» AVAILABLE DATA:
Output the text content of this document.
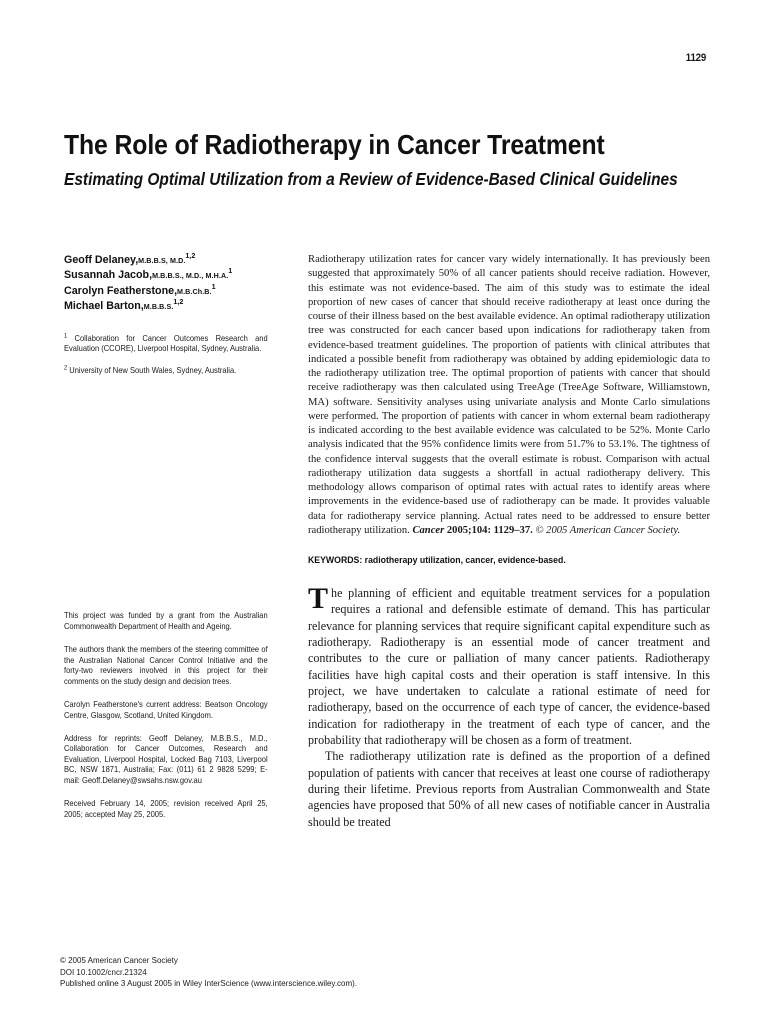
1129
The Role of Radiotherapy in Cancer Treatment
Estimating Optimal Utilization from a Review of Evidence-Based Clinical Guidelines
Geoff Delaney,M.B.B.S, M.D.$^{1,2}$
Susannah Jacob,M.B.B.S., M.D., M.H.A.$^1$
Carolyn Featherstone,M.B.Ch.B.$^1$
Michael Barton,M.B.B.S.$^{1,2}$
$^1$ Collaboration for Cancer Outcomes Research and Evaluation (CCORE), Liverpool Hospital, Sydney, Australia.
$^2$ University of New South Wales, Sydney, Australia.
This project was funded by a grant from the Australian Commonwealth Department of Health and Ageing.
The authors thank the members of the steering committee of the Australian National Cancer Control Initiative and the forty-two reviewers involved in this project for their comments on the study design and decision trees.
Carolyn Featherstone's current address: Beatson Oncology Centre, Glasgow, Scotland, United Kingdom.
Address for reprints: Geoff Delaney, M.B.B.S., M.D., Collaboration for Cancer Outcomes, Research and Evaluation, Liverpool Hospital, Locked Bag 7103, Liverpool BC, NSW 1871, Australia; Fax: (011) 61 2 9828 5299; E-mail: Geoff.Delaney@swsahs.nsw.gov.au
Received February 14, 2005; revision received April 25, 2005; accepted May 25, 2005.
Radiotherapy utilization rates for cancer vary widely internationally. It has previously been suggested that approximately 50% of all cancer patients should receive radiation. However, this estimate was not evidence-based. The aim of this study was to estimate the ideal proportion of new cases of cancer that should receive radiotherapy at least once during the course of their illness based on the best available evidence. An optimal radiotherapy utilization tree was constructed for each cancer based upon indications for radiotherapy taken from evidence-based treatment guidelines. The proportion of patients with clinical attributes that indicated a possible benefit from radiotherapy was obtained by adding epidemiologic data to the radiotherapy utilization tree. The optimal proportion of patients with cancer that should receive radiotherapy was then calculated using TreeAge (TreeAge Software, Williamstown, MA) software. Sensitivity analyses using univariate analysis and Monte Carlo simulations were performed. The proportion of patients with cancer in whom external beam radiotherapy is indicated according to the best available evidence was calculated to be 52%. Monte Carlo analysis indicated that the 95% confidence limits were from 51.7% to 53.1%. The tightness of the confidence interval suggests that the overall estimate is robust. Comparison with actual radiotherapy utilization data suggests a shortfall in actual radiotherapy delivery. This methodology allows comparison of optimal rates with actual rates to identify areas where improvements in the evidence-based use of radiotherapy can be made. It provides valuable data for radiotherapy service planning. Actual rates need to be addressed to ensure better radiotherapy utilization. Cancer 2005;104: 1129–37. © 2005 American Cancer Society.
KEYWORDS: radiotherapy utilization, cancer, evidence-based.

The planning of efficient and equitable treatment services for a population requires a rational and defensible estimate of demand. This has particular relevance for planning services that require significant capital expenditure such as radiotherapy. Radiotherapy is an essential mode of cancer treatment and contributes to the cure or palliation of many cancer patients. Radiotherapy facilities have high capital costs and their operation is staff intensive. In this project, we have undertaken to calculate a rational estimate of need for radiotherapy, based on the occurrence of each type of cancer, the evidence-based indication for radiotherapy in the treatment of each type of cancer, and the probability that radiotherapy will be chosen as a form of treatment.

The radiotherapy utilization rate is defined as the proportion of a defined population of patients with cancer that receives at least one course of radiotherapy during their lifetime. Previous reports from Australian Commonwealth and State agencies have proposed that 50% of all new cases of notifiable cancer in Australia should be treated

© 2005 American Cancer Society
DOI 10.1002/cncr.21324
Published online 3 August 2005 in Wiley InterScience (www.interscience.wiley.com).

» WHAT YOU SHOULD DO: Drop the pictures and set down the data above exactly.

» ANSWER BOX:
Output the text content of this document.
1129
The Role of Radiotherapy in Cancer Treatment
Estimating Optimal Utilization from a Review of Evidence-Based Clinical Guidelines
Geoff Delaney,M.B.B.S, M.D.$^{1,2}$
Susannah Jacob,M.B.B.S., M.D., M.H.A.$^1$
Carolyn Featherstone,M.B.Ch.B.$^1$
Michael Barton,M.B.B.S.$^{1,2}$
$^1$ Collaboration for Cancer Outcomes Research and Evaluation (CCORE), Liverpool Hospital, Sydney, Australia.
$^2$ University of New South Wales, Sydney, Australia.
This project was funded by a grant from the Australian Commonwealth Department of Health and Ageing.
The authors thank the members of the steering committee of the Australian National Cancer Control Initiative and the forty-two reviewers involved in this project for their comments on the study design and decision trees.
Carolyn Featherstone's current address: Beatson Oncology Centre, Glasgow, Scotland, United Kingdom.
Address for reprints: Geoff Delaney, M.B.B.S., M.D., Collaboration for Cancer Outcomes, Research and Evaluation, Liverpool Hospital, Locked Bag 7103, Liverpool BC, NSW 1871, Australia; Fax: (011) 61 2 9828 5299; E-mail: Geoff.Delaney@swsahs.nsw.gov.au
Received February 14, 2005; revision received April 25, 2005; accepted May 25, 2005.
Radiotherapy utilization rates for cancer vary widely internationally. It has previously been suggested that approximately 50% of all cancer patients should receive radiation. However, this estimate was not evidence-based. The aim of this study was to estimate the ideal proportion of new cases of cancer that should receive radiotherapy at least once during the course of their illness based on the best available evidence. An optimal radiotherapy utilization tree was constructed for each cancer based upon indications for radiotherapy taken from evidence-based treatment guidelines. The proportion of patients with clinical attributes that indicated a possible benefit from radiotherapy was obtained by adding epidemiologic data to the radiotherapy utilization tree. The optimal proportion of patients with cancer that should receive radiotherapy was then calculated using TreeAge (TreeAge Software, Williamstown, MA) software. Sensitivity analyses using univariate analysis and Monte Carlo simulations were performed. The proportion of patients with cancer in whom external beam radiotherapy is indicated according to the best available evidence was calculated to be 52%. Monte Carlo analysis indicated that the 95% confidence limits were from 51.7% to 53.1%. The tightness of the confidence interval suggests that the overall estimate is robust. Comparison with actual radiotherapy utilization data suggests a shortfall in actual radiotherapy delivery. This methodology allows comparison of optimal rates with actual rates to identify areas where improvements in the evidence-based use of radiotherapy can be made. It provides valuable data for radiotherapy service planning. Actual rates need to be addressed to ensure better radiotherapy utilization. Cancer 2005;104: 1129–37. © 2005 American Cancer Society.
KEYWORDS: radiotherapy utilization, cancer, evidence-based.

The planning of efficient and equitable treatment services for a population requires a rational and defensible estimate of demand. This has particular relevance for planning services that require significant capital expenditure such as radiotherapy. Radiotherapy is an essential mode of cancer treatment and contributes to the cure or palliation of many cancer patients. Radiotherapy facilities have high capital costs and their operation is staff intensive. In this project, we have undertaken to calculate a rational estimate of need for radiotherapy, based on the occurrence of each type of cancer, the evidence-based indication for radiotherapy in the treatment of each type of cancer, and the probability that radiotherapy will be chosen as a form of treatment.

The radiotherapy utilization rate is defined as the proportion of a defined population of patients with cancer that receives at least one course of radiotherapy during their lifetime. Previous reports from Australian Commonwealth and State agencies have proposed that 50% of all new cases of notifiable cancer in Australia should be treated

© 2005 American Cancer Society
DOI 10.1002/cncr.21324
Published online 3 August 2005 in Wiley InterScience (www.interscience.wiley.com).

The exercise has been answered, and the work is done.